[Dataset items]

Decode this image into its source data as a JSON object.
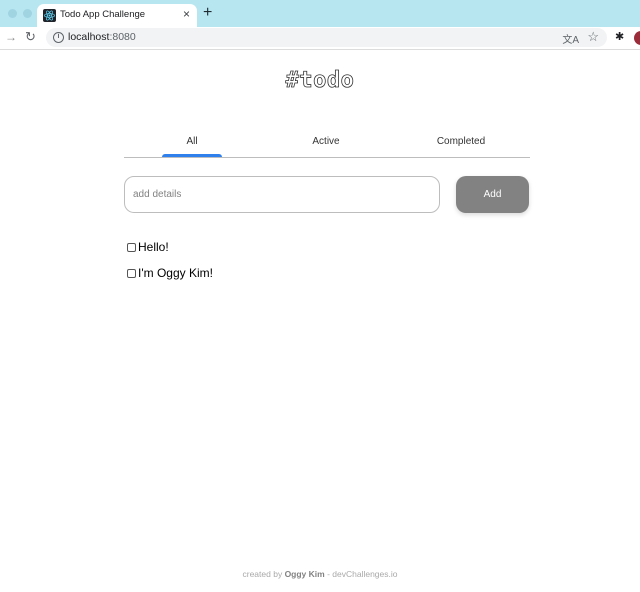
{
  "browser": {
    "tab": {
      "title": "Todo App Challenge",
      "close": "×"
    },
    "new_tab": "+",
    "address": {
      "host": "localhost",
      "port": ":8080"
    }
  },
  "app": {
    "title": "#todo",
    "filters": [
      {
        "label": "All",
        "selected": true
      },
      {
        "label": "Active",
        "selected": false
      },
      {
        "label": "Completed",
        "selected": false
      }
    ],
    "input": {
      "placeholder": "add details",
      "value": ""
    },
    "add_button": "Add",
    "todos": [
      {
        "text": "Hello!",
        "checked": false
      },
      {
        "text": "I'm Oggy Kim!",
        "checked": false
      }
    ],
    "footer": {
      "prefix": "created by ",
      "author": "Oggy Kim",
      "suffix": " - devChallenges.io"
    }
  },
  "colors": {
    "accent": "#2f80ed",
    "button": "#828282",
    "tabstrip": "#b7e6f1"
  }
}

▸ TASK DETAILS: Each record above must be returned exactly as written, with its pictures omitted.

▸ COMPLETE OUTPUT:
Decode this image into its source data as a JSON object.
{
  "browser": {
    "tab": {
      "title": "Todo App Challenge",
      "close": "×"
    },
    "new_tab": "+",
    "address": {
      "host": "localhost",
      "port": ":8080"
    }
  },
  "app": {
    "title": "#todo",
    "filters": [
      {
        "label": "All",
        "selected": true
      },
      {
        "label": "Active",
        "selected": false
      },
      {
        "label": "Completed",
        "selected": false
      }
    ],
    "input": {
      "placeholder": "add details",
      "value": ""
    },
    "add_button": "Add",
    "todos": [
      {
        "text": "Hello!",
        "checked": false
      },
      {
        "text": "I'm Oggy Kim!",
        "checked": false
      }
    ],
    "footer": {
      "prefix": "created by ",
      "author": "Oggy Kim",
      "suffix": " - devChallenges.io"
    }
  },
  "colors": {
    "accent": "#2f80ed",
    "button": "#828282",
    "tabstrip": "#b7e6f1"
  }
}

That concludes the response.